● GOAL OF THE EXERCISE
Your task is to give the listing below back word for word, pictures excluded.
## Start
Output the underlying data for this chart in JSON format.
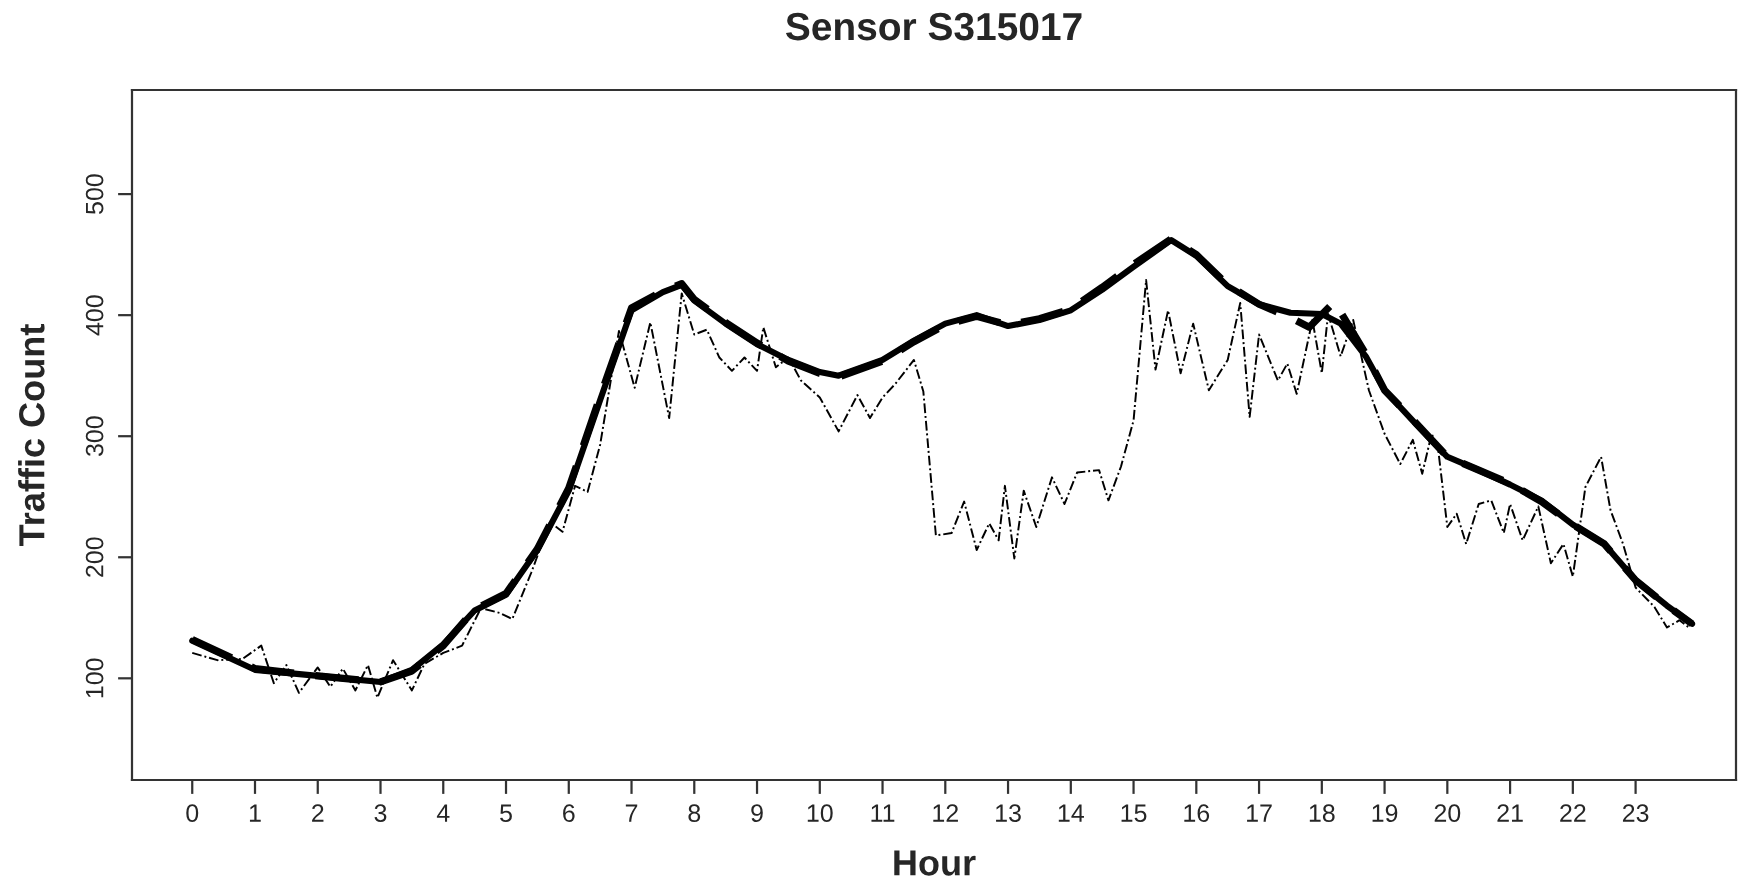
{
  "chart_data": {
    "type": "line",
    "title": "Sensor S315017",
    "xlabel": "Hour",
    "ylabel": "Traffic Count",
    "xlim": [
      -0.96,
      24.6
    ],
    "ylim": [
      16,
      586
    ],
    "xticks": [
      0,
      1,
      2,
      3,
      4,
      5,
      6,
      7,
      8,
      9,
      10,
      11,
      12,
      13,
      14,
      15,
      16,
      17,
      18,
      19,
      20,
      21,
      22,
      23
    ],
    "yticks": [
      100,
      200,
      300,
      400,
      500
    ],
    "grid": false,
    "legend": false,
    "series": [
      {
        "color": "#000000",
        "line_style": "dashed",
        "x": [
          0,
          0.4,
          0.8,
          1.1,
          1.3,
          1.5,
          1.7,
          2.0,
          2.2,
          2.4,
          2.6,
          2.8,
          2.95,
          3.2,
          3.5,
          3.7,
          4.0,
          4.3,
          4.6,
          4.9,
          5.1,
          5.4,
          5.7,
          5.9,
          6.1,
          6.3,
          6.5,
          6.8,
          7.05,
          7.3,
          7.6,
          7.8,
          8.0,
          8.2,
          8.4,
          8.6,
          8.8,
          9.0,
          9.1,
          9.3,
          9.5,
          9.7,
          10.0,
          10.3,
          10.6,
          10.8,
          11.0,
          11.2,
          11.5,
          11.65,
          11.85,
          12.1,
          12.3,
          12.5,
          12.7,
          12.85,
          12.95,
          13.1,
          13.25,
          13.45,
          13.7,
          13.9,
          14.1,
          14.45,
          14.6,
          14.8,
          15.0,
          15.2,
          15.35,
          15.55,
          15.75,
          15.95,
          16.2,
          16.5,
          16.7,
          16.85,
          17.0,
          17.3,
          17.45,
          17.6,
          17.85,
          18.0,
          18.1,
          18.3,
          18.5,
          18.75,
          19.0,
          19.25,
          19.45,
          19.6,
          19.75,
          19.85,
          20.0,
          20.15,
          20.3,
          20.5,
          20.7,
          20.9,
          21.0,
          21.2,
          21.45,
          21.65,
          21.85,
          22.0,
          22.2,
          22.45,
          22.6,
          22.8,
          23.0,
          23.3,
          23.5,
          23.7,
          23.85
        ],
        "values": [
          121,
          115,
          116,
          127,
          96,
          111,
          88,
          109,
          93,
          108,
          90,
          111,
          84,
          115,
          90,
          112,
          121,
          127,
          158,
          154,
          149,
          187,
          229,
          221,
          259,
          254,
          293,
          387,
          340,
          394,
          315,
          418,
          384,
          388,
          365,
          354,
          365,
          354,
          390,
          357,
          365,
          346,
          332,
          304,
          334,
          315,
          332,
          343,
          363,
          337,
          218,
          220,
          246,
          206,
          228,
          214,
          259,
          199,
          255,
          225,
          266,
          244,
          270,
          272,
          247,
          275,
          313,
          429,
          355,
          404,
          352,
          393,
          338,
          363,
          410,
          316,
          384,
          346,
          360,
          335,
          396,
          352,
          401,
          366,
          396,
          338,
          302,
          277,
          297,
          269,
          302,
          291,
          225,
          236,
          211,
          244,
          247,
          220,
          244,
          214,
          242,
          195,
          211,
          184,
          258,
          283,
          239,
          211,
          175,
          159,
          142,
          148,
          142
        ]
      },
      {
        "color": "#000000",
        "line_style": "dashed",
        "x": [
          0,
          1,
          2,
          3,
          3.5,
          4,
          4.5,
          5,
          5.5,
          6,
          6.5,
          7,
          7.5,
          7.8,
          8,
          8.5,
          9,
          9.5,
          10,
          10.3,
          11,
          11.5,
          12,
          12.5,
          13,
          13.5,
          14,
          14.5,
          15,
          15.6,
          16,
          16.5,
          17,
          17.5,
          17.8,
          18.2,
          18.7,
          19,
          19.5,
          20,
          20.5,
          21,
          21.5,
          22,
          22.5,
          23,
          23.5,
          23.9
        ],
        "values": [
          132,
          108,
          102,
          97,
          106,
          127,
          157,
          170,
          207,
          257,
          333,
          406,
          420,
          426,
          413,
          394,
          377,
          362,
          352,
          349,
          362,
          378,
          392,
          399,
          392,
          397,
          405,
          423,
          442,
          463,
          450,
          425,
          409,
          398,
          390,
          411,
          368,
          338,
          311,
          283,
          272,
          261,
          246,
          227,
          211,
          181,
          160,
          145
        ]
      },
      {
        "color": "#000000",
        "line_style": "solid",
        "x": [
          0,
          1,
          2,
          3,
          3.5,
          4,
          4.5,
          5,
          5.5,
          6,
          6.5,
          7,
          7.5,
          7.8,
          8,
          8.5,
          9,
          9.5,
          10,
          10.3,
          11,
          11.5,
          12,
          12.5,
          13,
          13.5,
          14,
          14.5,
          15,
          15.6,
          16,
          16.5,
          17,
          17.5,
          18,
          18.3,
          18.7,
          19,
          19.5,
          20,
          20.5,
          21,
          21.5,
          22,
          22.5,
          23,
          23.5,
          23.9
        ],
        "values": [
          131,
          107,
          102,
          97,
          107,
          128,
          156,
          169,
          206,
          255,
          330,
          404,
          419,
          425,
          412,
          393,
          376,
          363,
          353,
          350,
          363,
          379,
          393,
          400,
          391,
          396,
          404,
          421,
          440,
          462,
          449,
          424,
          409,
          402,
          401,
          393,
          366,
          338,
          310,
          283,
          272,
          260,
          247,
          227,
          211,
          181,
          160,
          145
        ]
      }
    ]
  }
}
## End
● RESULT OF THIS EXERCISE
Output the underlying data for this chart in JSON format.
{
  "chart_data": {
    "type": "line",
    "title": "Sensor S315017",
    "xlabel": "Hour",
    "ylabel": "Traffic Count",
    "xlim": [
      -0.96,
      24.6
    ],
    "ylim": [
      16,
      586
    ],
    "xticks": [
      0,
      1,
      2,
      3,
      4,
      5,
      6,
      7,
      8,
      9,
      10,
      11,
      12,
      13,
      14,
      15,
      16,
      17,
      18,
      19,
      20,
      21,
      22,
      23
    ],
    "yticks": [
      100,
      200,
      300,
      400,
      500
    ],
    "grid": false,
    "legend": false,
    "series": [
      {
        "color": "#000000",
        "line_style": "dashed",
        "x": [
          0,
          0.4,
          0.8,
          1.1,
          1.3,
          1.5,
          1.7,
          2.0,
          2.2,
          2.4,
          2.6,
          2.8,
          2.95,
          3.2,
          3.5,
          3.7,
          4.0,
          4.3,
          4.6,
          4.9,
          5.1,
          5.4,
          5.7,
          5.9,
          6.1,
          6.3,
          6.5,
          6.8,
          7.05,
          7.3,
          7.6,
          7.8,
          8.0,
          8.2,
          8.4,
          8.6,
          8.8,
          9.0,
          9.1,
          9.3,
          9.5,
          9.7,
          10.0,
          10.3,
          10.6,
          10.8,
          11.0,
          11.2,
          11.5,
          11.65,
          11.85,
          12.1,
          12.3,
          12.5,
          12.7,
          12.85,
          12.95,
          13.1,
          13.25,
          13.45,
          13.7,
          13.9,
          14.1,
          14.45,
          14.6,
          14.8,
          15.0,
          15.2,
          15.35,
          15.55,
          15.75,
          15.95,
          16.2,
          16.5,
          16.7,
          16.85,
          17.0,
          17.3,
          17.45,
          17.6,
          17.85,
          18.0,
          18.1,
          18.3,
          18.5,
          18.75,
          19.0,
          19.25,
          19.45,
          19.6,
          19.75,
          19.85,
          20.0,
          20.15,
          20.3,
          20.5,
          20.7,
          20.9,
          21.0,
          21.2,
          21.45,
          21.65,
          21.85,
          22.0,
          22.2,
          22.45,
          22.6,
          22.8,
          23.0,
          23.3,
          23.5,
          23.7,
          23.85
        ],
        "values": [
          121,
          115,
          116,
          127,
          96,
          111,
          88,
          109,
          93,
          108,
          90,
          111,
          84,
          115,
          90,
          112,
          121,
          127,
          158,
          154,
          149,
          187,
          229,
          221,
          259,
          254,
          293,
          387,
          340,
          394,
          315,
          418,
          384,
          388,
          365,
          354,
          365,
          354,
          390,
          357,
          365,
          346,
          332,
          304,
          334,
          315,
          332,
          343,
          363,
          337,
          218,
          220,
          246,
          206,
          228,
          214,
          259,
          199,
          255,
          225,
          266,
          244,
          270,
          272,
          247,
          275,
          313,
          429,
          355,
          404,
          352,
          393,
          338,
          363,
          410,
          316,
          384,
          346,
          360,
          335,
          396,
          352,
          401,
          366,
          396,
          338,
          302,
          277,
          297,
          269,
          302,
          291,
          225,
          236,
          211,
          244,
          247,
          220,
          244,
          214,
          242,
          195,
          211,
          184,
          258,
          283,
          239,
          211,
          175,
          159,
          142,
          148,
          142
        ]
      },
      {
        "color": "#000000",
        "line_style": "dashed",
        "x": [
          0,
          1,
          2,
          3,
          3.5,
          4,
          4.5,
          5,
          5.5,
          6,
          6.5,
          7,
          7.5,
          7.8,
          8,
          8.5,
          9,
          9.5,
          10,
          10.3,
          11,
          11.5,
          12,
          12.5,
          13,
          13.5,
          14,
          14.5,
          15,
          15.6,
          16,
          16.5,
          17,
          17.5,
          17.8,
          18.2,
          18.7,
          19,
          19.5,
          20,
          20.5,
          21,
          21.5,
          22,
          22.5,
          23,
          23.5,
          23.9
        ],
        "values": [
          132,
          108,
          102,
          97,
          106,
          127,
          157,
          170,
          207,
          257,
          333,
          406,
          420,
          426,
          413,
          394,
          377,
          362,
          352,
          349,
          362,
          378,
          392,
          399,
          392,
          397,
          405,
          423,
          442,
          463,
          450,
          425,
          409,
          398,
          390,
          411,
          368,
          338,
          311,
          283,
          272,
          261,
          246,
          227,
          211,
          181,
          160,
          145
        ]
      },
      {
        "color": "#000000",
        "line_style": "solid",
        "x": [
          0,
          1,
          2,
          3,
          3.5,
          4,
          4.5,
          5,
          5.5,
          6,
          6.5,
          7,
          7.5,
          7.8,
          8,
          8.5,
          9,
          9.5,
          10,
          10.3,
          11,
          11.5,
          12,
          12.5,
          13,
          13.5,
          14,
          14.5,
          15,
          15.6,
          16,
          16.5,
          17,
          17.5,
          18,
          18.3,
          18.7,
          19,
          19.5,
          20,
          20.5,
          21,
          21.5,
          22,
          22.5,
          23,
          23.5,
          23.9
        ],
        "values": [
          131,
          107,
          102,
          97,
          107,
          128,
          156,
          169,
          206,
          255,
          330,
          404,
          419,
          425,
          412,
          393,
          376,
          363,
          353,
          350,
          363,
          379,
          393,
          400,
          391,
          396,
          404,
          421,
          440,
          462,
          449,
          424,
          409,
          402,
          401,
          393,
          366,
          338,
          310,
          283,
          272,
          260,
          247,
          227,
          211,
          181,
          160,
          145
        ]
      }
    ]
  }
}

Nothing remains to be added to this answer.